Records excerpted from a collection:

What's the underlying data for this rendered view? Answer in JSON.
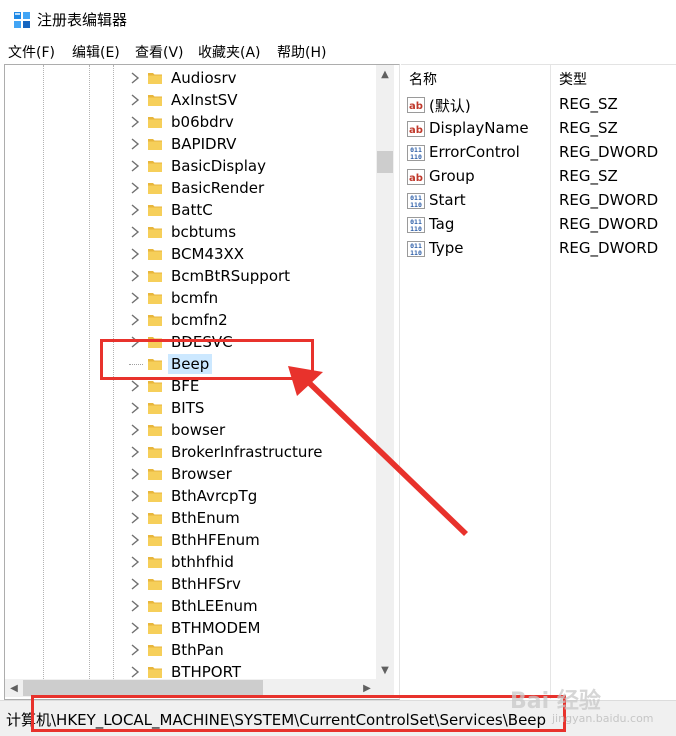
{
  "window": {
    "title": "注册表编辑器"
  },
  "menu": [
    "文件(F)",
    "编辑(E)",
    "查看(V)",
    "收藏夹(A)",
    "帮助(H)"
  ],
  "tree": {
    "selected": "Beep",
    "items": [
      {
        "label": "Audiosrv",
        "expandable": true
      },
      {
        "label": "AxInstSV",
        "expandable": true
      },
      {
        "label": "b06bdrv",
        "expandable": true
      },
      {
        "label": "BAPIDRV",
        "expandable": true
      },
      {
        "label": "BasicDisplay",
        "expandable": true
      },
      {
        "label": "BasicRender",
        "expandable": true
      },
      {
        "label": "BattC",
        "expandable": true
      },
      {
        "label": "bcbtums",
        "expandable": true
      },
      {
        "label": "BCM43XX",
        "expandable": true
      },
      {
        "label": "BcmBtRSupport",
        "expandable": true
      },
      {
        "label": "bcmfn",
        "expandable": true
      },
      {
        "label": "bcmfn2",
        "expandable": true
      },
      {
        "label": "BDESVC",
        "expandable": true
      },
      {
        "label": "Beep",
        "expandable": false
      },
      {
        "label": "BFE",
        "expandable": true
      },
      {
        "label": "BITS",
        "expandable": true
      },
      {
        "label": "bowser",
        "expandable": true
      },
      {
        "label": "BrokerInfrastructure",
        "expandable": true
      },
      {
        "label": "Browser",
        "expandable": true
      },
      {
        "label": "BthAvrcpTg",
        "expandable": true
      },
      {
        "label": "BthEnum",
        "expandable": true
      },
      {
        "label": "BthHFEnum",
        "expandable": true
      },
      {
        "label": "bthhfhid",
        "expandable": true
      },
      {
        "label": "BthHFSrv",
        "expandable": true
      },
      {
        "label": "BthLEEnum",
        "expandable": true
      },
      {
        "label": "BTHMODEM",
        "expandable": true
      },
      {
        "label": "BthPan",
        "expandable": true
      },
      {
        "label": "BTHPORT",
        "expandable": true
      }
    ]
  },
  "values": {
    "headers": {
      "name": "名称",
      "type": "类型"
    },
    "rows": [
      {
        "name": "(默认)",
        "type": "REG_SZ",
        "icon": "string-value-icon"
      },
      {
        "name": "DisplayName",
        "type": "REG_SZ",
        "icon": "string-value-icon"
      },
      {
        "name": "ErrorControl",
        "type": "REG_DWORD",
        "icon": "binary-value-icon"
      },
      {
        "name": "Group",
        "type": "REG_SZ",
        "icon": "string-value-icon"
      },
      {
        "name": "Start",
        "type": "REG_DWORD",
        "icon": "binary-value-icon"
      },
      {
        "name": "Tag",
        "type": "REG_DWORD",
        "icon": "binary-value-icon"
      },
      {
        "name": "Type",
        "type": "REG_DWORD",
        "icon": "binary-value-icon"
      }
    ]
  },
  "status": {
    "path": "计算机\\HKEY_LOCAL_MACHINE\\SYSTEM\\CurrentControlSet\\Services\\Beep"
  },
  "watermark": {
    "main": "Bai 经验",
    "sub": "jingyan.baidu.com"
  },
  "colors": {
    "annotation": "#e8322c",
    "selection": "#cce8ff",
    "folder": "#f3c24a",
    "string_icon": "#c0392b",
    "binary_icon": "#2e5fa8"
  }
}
...
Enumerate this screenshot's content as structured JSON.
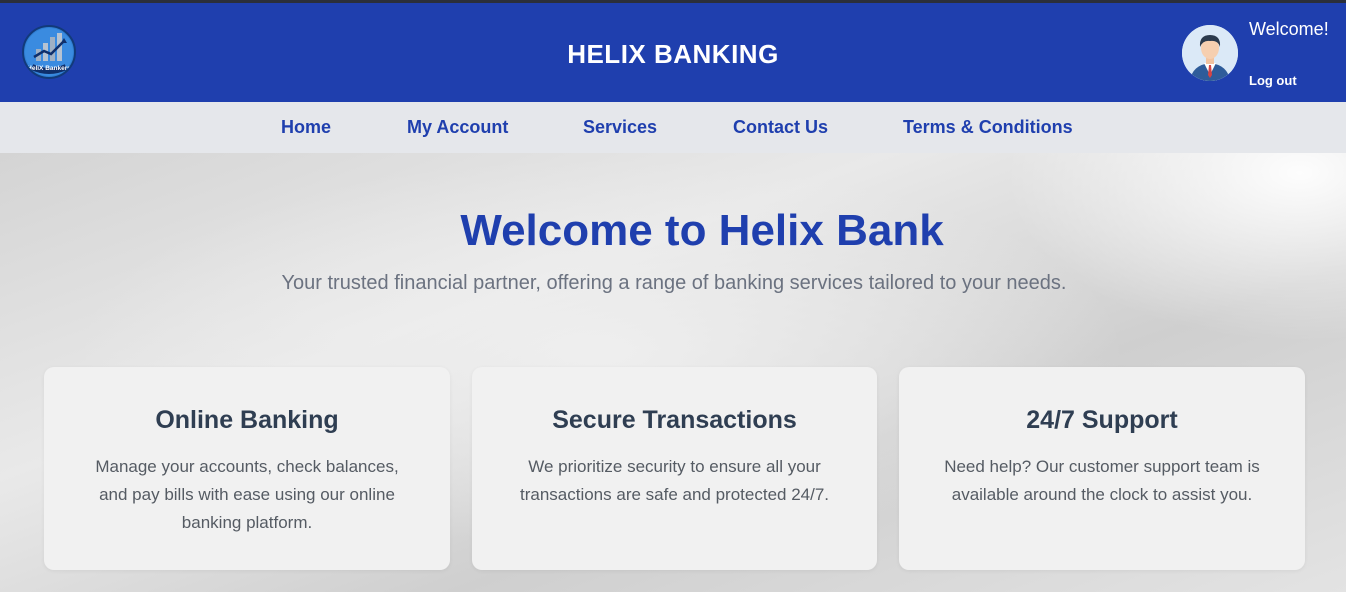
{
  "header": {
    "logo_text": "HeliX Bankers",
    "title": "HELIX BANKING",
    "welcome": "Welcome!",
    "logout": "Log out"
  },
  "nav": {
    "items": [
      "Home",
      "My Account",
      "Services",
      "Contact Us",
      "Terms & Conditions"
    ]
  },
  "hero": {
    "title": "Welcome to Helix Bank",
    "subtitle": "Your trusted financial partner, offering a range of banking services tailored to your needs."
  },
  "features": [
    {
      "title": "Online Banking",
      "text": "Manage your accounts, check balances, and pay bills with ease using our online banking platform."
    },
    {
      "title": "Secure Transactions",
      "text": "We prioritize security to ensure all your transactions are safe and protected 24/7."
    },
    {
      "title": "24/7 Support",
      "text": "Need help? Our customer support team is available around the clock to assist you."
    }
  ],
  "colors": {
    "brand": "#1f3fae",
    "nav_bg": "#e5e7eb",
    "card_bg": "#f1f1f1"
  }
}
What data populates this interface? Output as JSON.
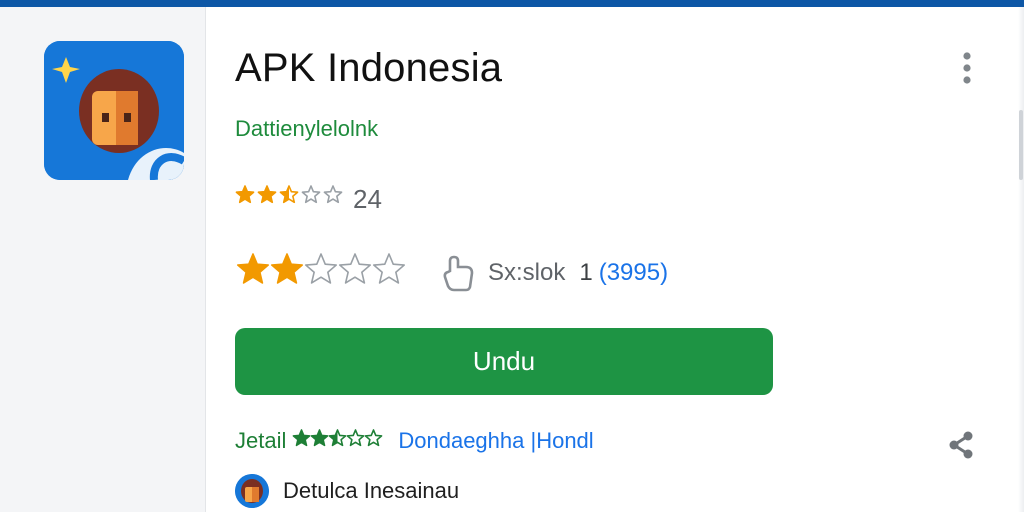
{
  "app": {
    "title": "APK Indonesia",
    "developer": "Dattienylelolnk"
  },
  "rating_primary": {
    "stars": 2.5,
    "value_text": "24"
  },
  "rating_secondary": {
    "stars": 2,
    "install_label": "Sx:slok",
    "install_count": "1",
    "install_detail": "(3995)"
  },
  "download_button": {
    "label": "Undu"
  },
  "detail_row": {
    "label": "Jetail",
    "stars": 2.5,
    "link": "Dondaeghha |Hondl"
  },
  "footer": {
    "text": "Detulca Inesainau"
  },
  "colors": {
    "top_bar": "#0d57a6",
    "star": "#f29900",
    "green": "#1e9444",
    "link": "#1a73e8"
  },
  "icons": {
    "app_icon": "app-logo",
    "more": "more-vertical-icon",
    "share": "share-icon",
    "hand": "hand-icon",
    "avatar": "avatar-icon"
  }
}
---
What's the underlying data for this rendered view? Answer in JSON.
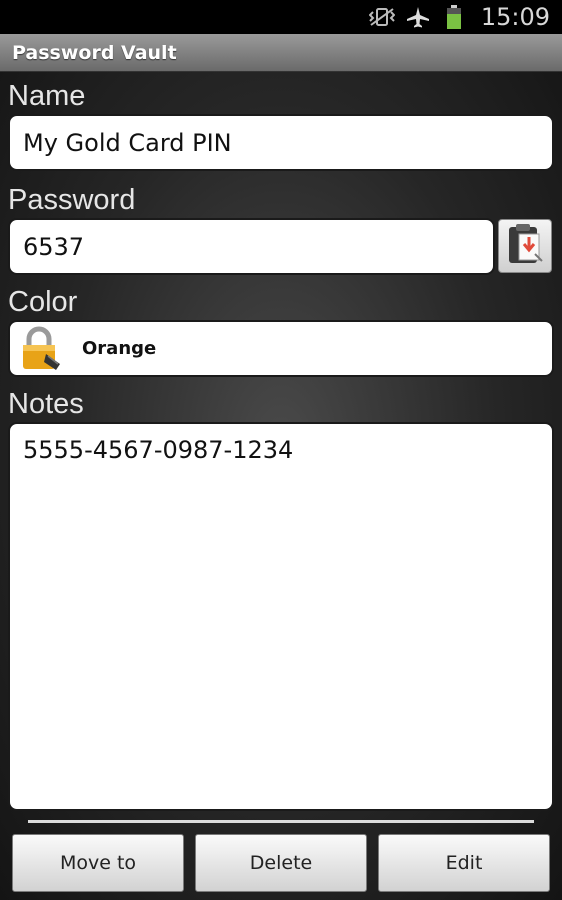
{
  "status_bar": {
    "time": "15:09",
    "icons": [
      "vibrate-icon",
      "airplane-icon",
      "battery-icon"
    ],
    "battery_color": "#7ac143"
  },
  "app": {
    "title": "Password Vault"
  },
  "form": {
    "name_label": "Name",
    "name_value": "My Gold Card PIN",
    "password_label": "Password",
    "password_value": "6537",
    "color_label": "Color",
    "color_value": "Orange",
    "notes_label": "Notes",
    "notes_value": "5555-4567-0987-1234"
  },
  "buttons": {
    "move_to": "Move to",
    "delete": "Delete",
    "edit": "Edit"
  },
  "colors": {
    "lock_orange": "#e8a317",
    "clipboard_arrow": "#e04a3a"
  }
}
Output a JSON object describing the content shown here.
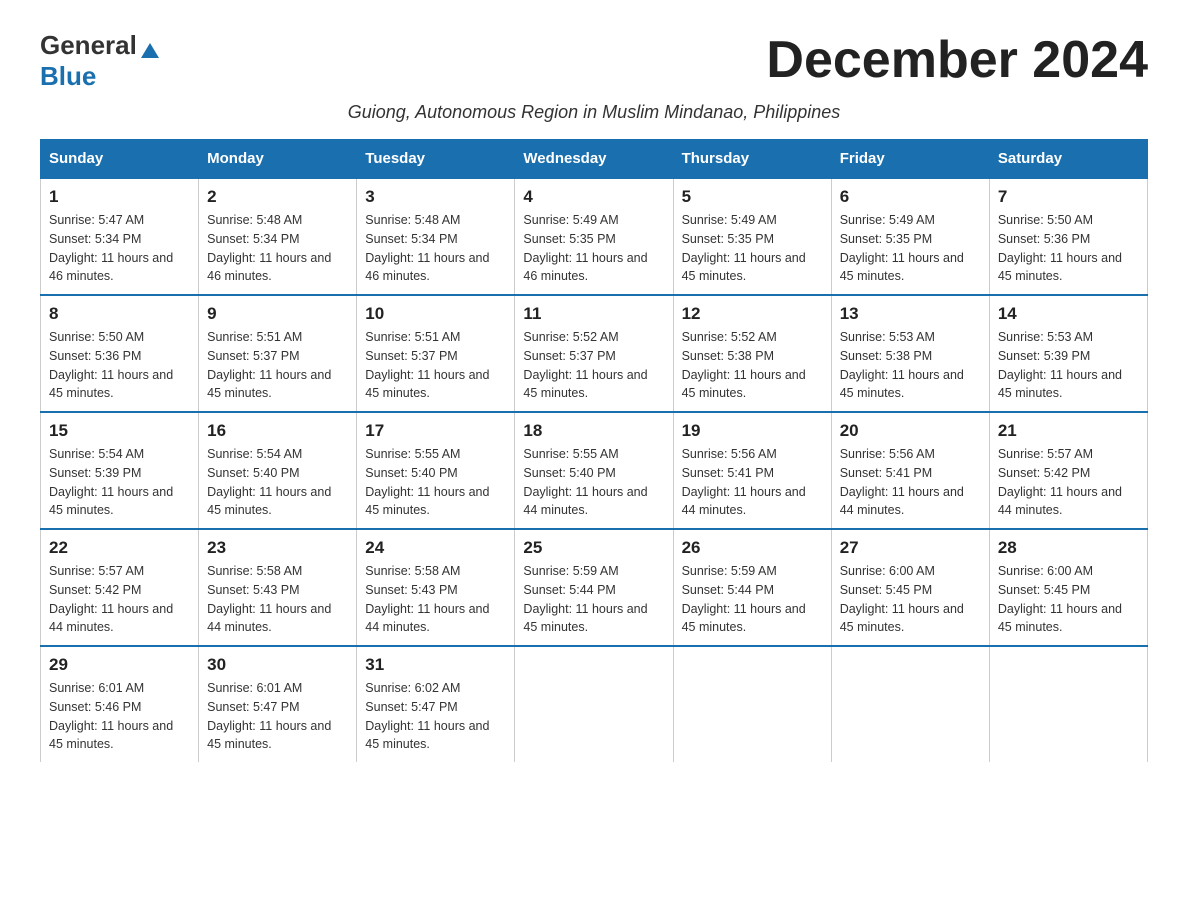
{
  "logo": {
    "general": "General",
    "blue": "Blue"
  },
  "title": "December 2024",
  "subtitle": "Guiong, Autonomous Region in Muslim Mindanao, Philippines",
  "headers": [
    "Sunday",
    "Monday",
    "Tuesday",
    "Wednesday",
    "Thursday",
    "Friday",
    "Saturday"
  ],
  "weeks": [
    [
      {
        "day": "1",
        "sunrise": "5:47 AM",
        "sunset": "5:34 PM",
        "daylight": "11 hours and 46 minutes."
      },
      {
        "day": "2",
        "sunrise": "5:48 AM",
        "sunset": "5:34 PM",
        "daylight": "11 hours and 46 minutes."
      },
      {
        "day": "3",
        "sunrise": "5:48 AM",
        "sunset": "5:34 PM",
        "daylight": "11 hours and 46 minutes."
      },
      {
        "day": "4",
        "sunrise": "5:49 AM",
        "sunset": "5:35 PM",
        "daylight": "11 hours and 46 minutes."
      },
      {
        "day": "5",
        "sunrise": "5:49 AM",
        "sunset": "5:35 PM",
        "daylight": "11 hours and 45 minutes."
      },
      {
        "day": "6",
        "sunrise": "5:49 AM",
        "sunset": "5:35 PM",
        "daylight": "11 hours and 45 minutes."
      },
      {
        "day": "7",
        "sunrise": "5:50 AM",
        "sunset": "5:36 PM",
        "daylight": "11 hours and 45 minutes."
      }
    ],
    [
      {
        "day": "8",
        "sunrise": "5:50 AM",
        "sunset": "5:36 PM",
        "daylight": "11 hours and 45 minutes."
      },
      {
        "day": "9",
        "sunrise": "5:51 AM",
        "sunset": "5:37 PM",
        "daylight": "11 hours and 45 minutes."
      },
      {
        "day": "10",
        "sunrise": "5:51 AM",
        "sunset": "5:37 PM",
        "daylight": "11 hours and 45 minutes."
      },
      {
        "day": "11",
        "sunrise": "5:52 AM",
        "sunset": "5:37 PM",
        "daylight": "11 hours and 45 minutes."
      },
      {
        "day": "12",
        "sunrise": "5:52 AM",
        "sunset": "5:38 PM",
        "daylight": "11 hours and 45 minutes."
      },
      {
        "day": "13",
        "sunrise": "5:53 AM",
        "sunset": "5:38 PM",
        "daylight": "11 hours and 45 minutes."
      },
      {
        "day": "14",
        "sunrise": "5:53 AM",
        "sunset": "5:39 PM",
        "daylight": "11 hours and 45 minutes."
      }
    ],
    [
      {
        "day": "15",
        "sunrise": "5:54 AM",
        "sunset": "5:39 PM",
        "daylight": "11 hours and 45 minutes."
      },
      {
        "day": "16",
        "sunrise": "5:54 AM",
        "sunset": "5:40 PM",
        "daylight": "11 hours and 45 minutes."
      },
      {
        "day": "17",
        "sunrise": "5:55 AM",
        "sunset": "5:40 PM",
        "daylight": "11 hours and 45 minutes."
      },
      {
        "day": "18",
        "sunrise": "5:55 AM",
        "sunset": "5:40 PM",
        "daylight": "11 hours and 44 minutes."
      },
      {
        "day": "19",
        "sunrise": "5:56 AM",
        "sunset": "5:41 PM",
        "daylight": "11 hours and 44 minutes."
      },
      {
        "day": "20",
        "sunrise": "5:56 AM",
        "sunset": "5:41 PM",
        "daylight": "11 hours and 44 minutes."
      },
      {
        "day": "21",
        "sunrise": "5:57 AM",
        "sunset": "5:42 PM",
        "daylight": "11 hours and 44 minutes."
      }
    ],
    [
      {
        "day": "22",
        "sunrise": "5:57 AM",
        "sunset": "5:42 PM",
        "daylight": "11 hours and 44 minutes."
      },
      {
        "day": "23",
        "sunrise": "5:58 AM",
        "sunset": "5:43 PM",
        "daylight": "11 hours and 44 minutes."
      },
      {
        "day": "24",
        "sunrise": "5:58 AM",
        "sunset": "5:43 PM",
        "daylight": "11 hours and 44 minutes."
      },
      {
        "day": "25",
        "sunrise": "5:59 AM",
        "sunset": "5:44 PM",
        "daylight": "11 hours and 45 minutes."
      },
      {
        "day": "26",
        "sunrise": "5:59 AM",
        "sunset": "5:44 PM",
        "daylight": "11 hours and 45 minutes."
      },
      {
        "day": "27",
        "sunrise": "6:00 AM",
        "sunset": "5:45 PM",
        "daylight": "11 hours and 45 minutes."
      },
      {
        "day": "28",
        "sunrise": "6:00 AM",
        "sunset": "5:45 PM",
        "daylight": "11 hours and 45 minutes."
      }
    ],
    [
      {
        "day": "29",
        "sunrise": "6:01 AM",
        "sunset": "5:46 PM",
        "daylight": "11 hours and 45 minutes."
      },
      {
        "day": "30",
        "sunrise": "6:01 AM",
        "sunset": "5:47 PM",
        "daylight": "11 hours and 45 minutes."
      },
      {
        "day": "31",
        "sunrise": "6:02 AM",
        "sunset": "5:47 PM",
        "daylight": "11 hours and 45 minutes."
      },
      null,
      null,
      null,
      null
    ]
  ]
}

■ **Goal of the exercise**:
Return each line among the entries that holds the word "your".

■ **Reply**:
    "subtitle": "Your trusted financial partner, offering a range of banking services tailored to your needs."
      "text": "Manage your accounts, check balances, and pay bills with ease using our online banking platform."
      "text": "We prioritize security to ensure all your transactions are safe and protected 24/7."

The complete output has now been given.